TASK OBJECTIVE — Format the listing lines from the one containing "animals-heading-line2: в Алтайском" through the one containing "218, 563, 240]", inclusive, as a Markdown table with the columns "No." and "Entry". Give each line a row number and skip any blank lines.

Entries drawn from a collection
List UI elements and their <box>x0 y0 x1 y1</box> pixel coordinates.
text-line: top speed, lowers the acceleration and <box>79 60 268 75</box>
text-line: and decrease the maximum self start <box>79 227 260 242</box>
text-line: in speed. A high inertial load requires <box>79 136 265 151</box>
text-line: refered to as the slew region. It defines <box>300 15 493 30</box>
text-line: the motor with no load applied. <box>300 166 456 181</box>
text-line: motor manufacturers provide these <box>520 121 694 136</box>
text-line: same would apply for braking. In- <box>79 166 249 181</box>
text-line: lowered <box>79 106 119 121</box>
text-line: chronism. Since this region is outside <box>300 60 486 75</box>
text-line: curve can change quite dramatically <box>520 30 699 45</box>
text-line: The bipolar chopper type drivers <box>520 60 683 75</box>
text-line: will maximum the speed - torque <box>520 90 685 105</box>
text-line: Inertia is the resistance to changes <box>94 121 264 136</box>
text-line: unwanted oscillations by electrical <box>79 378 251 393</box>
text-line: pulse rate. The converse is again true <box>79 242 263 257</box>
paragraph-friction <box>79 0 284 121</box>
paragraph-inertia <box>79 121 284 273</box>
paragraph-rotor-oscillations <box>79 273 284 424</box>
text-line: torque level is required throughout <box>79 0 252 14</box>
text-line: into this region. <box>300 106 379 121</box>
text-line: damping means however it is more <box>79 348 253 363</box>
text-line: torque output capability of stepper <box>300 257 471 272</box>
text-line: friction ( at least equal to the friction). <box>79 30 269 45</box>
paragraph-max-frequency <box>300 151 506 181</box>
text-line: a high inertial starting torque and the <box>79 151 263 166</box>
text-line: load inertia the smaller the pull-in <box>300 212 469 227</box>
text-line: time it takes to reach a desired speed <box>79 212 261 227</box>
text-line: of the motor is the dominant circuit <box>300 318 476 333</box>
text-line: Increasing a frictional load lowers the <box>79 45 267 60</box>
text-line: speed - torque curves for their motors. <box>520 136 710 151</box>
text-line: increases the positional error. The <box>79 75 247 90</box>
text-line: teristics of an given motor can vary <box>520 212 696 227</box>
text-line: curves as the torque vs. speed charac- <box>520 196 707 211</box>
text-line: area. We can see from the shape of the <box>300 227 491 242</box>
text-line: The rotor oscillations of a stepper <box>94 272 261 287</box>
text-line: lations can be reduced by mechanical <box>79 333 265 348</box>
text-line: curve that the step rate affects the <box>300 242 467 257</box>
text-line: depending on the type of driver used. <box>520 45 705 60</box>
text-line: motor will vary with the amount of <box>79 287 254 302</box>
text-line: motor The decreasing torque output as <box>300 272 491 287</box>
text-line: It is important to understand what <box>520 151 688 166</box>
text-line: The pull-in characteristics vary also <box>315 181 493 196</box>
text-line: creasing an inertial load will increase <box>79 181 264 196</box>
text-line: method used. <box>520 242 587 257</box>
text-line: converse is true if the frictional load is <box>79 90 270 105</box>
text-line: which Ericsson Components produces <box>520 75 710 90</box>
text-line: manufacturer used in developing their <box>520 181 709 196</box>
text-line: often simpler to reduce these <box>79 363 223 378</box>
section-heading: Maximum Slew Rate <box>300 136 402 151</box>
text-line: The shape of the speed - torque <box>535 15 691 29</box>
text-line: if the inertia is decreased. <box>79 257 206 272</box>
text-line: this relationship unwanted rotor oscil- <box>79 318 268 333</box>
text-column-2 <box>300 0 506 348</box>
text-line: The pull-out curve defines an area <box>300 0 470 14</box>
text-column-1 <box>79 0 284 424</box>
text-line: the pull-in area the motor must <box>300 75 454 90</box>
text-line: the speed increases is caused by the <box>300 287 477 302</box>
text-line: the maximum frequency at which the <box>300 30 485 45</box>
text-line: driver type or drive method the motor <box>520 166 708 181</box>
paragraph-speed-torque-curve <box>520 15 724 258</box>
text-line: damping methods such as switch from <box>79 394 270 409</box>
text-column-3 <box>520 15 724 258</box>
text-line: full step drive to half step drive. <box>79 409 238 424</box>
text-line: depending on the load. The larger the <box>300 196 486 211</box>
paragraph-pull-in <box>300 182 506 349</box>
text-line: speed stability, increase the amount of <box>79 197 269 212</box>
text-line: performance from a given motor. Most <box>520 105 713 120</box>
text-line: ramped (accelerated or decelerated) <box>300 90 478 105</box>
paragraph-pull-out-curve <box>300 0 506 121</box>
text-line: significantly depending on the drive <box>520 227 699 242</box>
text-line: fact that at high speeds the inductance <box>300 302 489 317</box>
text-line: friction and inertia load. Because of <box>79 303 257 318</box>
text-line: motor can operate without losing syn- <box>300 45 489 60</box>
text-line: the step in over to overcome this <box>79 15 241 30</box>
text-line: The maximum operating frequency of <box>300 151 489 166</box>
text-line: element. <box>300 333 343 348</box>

...

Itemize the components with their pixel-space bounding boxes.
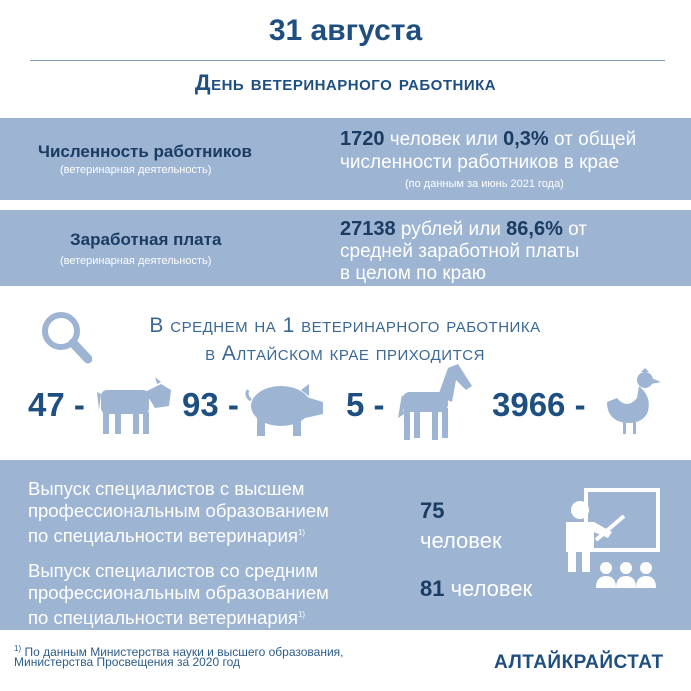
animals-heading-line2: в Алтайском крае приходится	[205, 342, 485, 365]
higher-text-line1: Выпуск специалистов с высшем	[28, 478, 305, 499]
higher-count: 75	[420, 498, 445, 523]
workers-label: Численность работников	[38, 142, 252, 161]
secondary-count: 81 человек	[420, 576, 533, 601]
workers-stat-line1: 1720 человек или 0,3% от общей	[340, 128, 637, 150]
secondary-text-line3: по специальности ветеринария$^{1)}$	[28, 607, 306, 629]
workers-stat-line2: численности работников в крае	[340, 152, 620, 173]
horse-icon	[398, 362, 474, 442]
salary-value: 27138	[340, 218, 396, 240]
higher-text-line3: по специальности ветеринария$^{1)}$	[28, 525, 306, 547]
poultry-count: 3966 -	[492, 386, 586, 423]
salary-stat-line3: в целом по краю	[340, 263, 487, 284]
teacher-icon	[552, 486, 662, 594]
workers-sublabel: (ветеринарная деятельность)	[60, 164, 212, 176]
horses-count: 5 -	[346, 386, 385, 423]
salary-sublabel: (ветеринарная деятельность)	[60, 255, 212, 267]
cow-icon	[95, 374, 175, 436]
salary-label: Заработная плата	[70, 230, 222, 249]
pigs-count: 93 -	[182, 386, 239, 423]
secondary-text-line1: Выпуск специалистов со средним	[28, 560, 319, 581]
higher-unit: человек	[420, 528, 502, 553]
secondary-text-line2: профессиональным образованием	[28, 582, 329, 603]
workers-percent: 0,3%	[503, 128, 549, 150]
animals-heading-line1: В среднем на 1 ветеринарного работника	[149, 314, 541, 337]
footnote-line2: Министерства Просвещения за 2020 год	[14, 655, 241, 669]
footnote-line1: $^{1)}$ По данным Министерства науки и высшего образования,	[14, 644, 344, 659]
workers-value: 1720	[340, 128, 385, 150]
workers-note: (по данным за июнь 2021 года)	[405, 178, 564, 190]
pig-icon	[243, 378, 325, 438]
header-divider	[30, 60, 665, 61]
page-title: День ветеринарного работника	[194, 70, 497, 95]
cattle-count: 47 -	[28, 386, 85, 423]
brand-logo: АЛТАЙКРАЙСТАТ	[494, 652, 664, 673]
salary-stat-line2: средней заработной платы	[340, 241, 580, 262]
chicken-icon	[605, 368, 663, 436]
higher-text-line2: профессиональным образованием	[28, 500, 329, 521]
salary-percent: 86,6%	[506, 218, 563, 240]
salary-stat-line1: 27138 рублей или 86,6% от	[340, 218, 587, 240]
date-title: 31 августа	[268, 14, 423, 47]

WRITTEN SOLUTION —
| No. | Entry |
|---|---|
| 1 | animals-heading-line2: в Алтайском крае приходится	[205, 342, 485, 365] |
| 2 | higher-text-line1: Выпуск специалистов с высшем	[28, 478, 305, 499] |
| 3 | higher-count: 75	[420, 498, 445, 523] |
| 4 | workers-label: Численность работников	[38, 142, 252, 161] |
| 5 | secondary-count: 81 человек	[420, 576, 533, 601] |
| 6 | workers-stat-line1: 1720 человек или 0,3% от общей	[340, 128, 637, 150] |
| 7 | secondary-text-line3: по специальности ветеринария$^{1)}$	[28, 607, 306, 629] |
| 8 | workers-stat-line2: численности работников в крае	[340, 152, 620, 173] |
| 9 | horse-icon	[398, 362, 474, 442] |
| 10 | salary-value: 27138	[340, 218, 396, 240] |
| 11 | higher-text-line3: по специальности ветеринария$^{1)}$	[28, 525, 306, 547] |
| 12 | poultry-count: 3966 -	[492, 386, 586, 423] |
| 13 | salary-stat-line3: в целом по краю	[340, 263, 487, 284] |
| 14 | teacher-icon	[552, 486, 662, 594] |
| 15 | workers-sublabel: (ветеринарная деятельность)	[60, 164, 212, 176] |
| 16 | horses-count: 5 -	[346, 386, 385, 423] |
| 17 | salary-sublabel: (ветеринарная деятельность)	[60, 255, 212, 267] |
| 18 | cow-icon	[95, 374, 175, 436] |
| 19 | salary-label: Заработная плата	[70, 230, 222, 249] |
| 20 | pigs-count: 93 -	[182, 386, 239, 423] |
| 21 | secondary-text-line1: Выпуск специалистов со средним	[28, 560, 319, 581] |
| 22 | higher-unit: человек	[420, 528, 502, 553] |
| 23 | secondary-text-line2: профессиональным образованием	[28, 582, 329, 603] |
| 24 | workers-percent: 0,3%	[503, 128, 549, 150] |
| 25 | animals-heading-line1: В среднем на 1 ветеринарного работника	[149, 314, 541, 337] |
| 26 | footnote-line2: Министерства Просвещения за 2020 год	[14, 655, 241, 669] |
| 27 | footnote-line1: $^{1)}$ По данным Министерства науки и высшего образования,	[14, 644, 344, 659] |
| 28 | workers-value: 1720	[340, 128, 385, 150] |
| 29 | workers-note: (по данным за июнь 2021 года)	[405, 178, 564, 190] |
| 30 | pig-icon	[243, 378, 325, 438] |
| 31 | header-divider	[30, 60, 665, 61] |
| 32 | page-title: День ветеринарного работника	[194, 70, 497, 95] |
| 33 | cattle-count: 47 -	[28, 386, 85, 423] |
| 34 | brand-logo: АЛТАЙКРАЙСТАТ	[494, 652, 664, 673] |
| 35 | salary-stat-line2: средней заработной платы	[340, 241, 580, 262] |
| 36 | chicken-icon	[605, 368, 663, 436] |
| 37 | higher-text-line2: профессиональным образованием	[28, 500, 329, 521] |
| 38 | salary-percent: 86,6%	[506, 218, 563, 240] |